START Excerpt

DMARC: The State of Domain-based Email Authentication – Part 2

Monday, September 11th, 2017

Building a safer email ecosystem with DMARC

In our previous post, we described two techniques for authenticating an email sender:

  • Sender Policy Framework (SPF), IETF RFC 7208, which verifies if the sending MTA is indeed authorized to send mail on behalf of a domain; and
  • DomainKeys Identified Mail (DKIM), IETF RFC 6376, where a domain shows “ownership” of a mail it sends by signing portions of it so that critical aspects cannot be forged by intermediaries.

Like most technologies, these are just individual weapons in the arsenal for fighting phishing and spam. Weapons, like all tools, need to be properly used if they are to be effective. Unfortunately, as we described in the earlier post, both SPF and DKIM are deployed in a manner that reduces their usefulness. With SPF, the validation policy set by the sender is often chosen in a manner that leaves handling authentication failures at the discretion of the recipient. DKIM, on the other hand, does not even have an explicit policy directive set by the sender. Moreover, in a heterogeneous mail environment, some perfectly legitimate MTAs might not be capable of signing messages.

END Excerpt

Exercise task A: Reproduce the part of the DMARC excerpt running from "DMARC: The State" to "forged by intermediaries.".
Exercise task B: Pick up the DMARC post on email authentication after its final sentence and write the next part.

START Given records

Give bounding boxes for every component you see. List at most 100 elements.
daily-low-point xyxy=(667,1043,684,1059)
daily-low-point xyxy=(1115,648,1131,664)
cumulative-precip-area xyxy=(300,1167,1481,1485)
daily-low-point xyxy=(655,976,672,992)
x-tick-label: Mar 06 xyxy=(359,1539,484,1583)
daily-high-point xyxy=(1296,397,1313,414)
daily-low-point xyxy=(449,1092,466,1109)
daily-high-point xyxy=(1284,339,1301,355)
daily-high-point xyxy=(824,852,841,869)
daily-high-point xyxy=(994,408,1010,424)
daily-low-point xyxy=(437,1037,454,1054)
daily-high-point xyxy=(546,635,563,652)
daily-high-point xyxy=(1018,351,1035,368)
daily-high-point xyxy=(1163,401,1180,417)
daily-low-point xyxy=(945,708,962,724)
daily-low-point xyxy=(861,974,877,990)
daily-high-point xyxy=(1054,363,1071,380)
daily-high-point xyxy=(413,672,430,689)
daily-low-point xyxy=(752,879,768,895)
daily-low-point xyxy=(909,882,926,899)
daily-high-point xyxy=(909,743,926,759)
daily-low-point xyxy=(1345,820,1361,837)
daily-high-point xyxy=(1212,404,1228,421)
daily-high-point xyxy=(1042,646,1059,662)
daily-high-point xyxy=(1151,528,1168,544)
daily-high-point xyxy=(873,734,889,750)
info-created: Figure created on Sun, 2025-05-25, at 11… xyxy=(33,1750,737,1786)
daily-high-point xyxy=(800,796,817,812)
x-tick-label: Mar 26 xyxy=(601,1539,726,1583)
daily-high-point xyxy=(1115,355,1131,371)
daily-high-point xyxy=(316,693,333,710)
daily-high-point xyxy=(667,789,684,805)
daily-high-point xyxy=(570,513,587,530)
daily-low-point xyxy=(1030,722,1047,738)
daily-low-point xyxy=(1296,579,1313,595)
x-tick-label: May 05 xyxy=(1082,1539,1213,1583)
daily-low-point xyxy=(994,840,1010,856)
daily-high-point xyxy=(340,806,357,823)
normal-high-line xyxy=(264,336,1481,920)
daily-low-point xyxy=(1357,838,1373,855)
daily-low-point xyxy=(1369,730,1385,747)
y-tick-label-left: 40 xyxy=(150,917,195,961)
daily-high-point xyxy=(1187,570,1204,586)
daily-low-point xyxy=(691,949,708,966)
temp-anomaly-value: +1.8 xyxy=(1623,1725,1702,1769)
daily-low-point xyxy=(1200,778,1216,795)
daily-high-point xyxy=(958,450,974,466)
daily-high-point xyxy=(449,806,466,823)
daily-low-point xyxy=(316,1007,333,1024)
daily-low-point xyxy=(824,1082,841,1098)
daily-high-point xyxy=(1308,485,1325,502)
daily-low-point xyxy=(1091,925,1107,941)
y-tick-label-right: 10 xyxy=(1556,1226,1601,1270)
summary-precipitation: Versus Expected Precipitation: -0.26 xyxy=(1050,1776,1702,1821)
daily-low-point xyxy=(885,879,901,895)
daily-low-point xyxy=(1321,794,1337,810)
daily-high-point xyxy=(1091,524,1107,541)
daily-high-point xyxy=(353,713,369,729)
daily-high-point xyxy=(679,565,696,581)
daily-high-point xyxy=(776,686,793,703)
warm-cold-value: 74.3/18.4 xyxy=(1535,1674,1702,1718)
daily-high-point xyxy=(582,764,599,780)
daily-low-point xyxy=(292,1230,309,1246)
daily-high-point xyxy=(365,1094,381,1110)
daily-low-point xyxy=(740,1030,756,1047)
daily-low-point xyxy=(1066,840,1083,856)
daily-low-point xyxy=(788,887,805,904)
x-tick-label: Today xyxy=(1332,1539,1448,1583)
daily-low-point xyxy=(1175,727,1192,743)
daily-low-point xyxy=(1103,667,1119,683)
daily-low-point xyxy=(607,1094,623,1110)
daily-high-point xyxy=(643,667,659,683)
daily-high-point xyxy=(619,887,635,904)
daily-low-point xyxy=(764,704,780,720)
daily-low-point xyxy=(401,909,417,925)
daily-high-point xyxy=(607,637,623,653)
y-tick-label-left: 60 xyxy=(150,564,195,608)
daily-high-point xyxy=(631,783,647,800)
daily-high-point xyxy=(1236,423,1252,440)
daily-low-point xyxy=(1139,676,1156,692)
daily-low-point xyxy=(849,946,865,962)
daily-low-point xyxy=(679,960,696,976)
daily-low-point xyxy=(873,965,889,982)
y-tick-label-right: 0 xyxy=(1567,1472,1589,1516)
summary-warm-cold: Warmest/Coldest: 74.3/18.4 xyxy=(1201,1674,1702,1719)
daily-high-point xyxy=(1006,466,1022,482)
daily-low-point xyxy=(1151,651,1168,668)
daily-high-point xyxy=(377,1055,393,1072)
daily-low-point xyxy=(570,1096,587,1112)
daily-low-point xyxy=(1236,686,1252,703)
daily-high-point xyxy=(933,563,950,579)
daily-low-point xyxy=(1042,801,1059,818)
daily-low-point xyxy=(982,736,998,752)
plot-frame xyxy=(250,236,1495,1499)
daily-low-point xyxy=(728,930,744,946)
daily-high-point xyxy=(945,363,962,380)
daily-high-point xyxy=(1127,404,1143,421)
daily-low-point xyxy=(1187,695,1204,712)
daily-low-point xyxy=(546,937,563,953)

END Given records

Written answer A:
DMARC: The State of Domain-based Email Authentication – Part 2

Monday, September 11th, 2017

Building a safer email ecosystem with DMARC

In our previous post, we described two techniques for authenticating an email sender:

  • Sender Policy Framework (SPF), IETF RFC 7208, which verifies if the sending MTA is indeed authorized to send mail on behalf of a domain; and
  • DomainKeys Identified Mail (DKIM), IETF RFC 6376, where a domain shows “ownership” of a mail it sends by signing portions of it so that critical aspects cannot be forged by intermediaries.

Written answer B:
Building a safer email system with DMARC

Thus, receivers in actual deployments tend to “soft fail” any SPF and/or DKIM validation failures as there are reasonable situations when legitimate mail can fail such checks. A common example is forwarded mail (which fails SPF), or mail sent via a mailing list (which fails DKIM). Mail providers consider it better to deliver most mail (even if some are fake or spammy) rather than risk dropping legitimate mail. Thus, neither of these techniques individually or combined provide clear guidance to receivers, and the resulting actions can be inconsistent.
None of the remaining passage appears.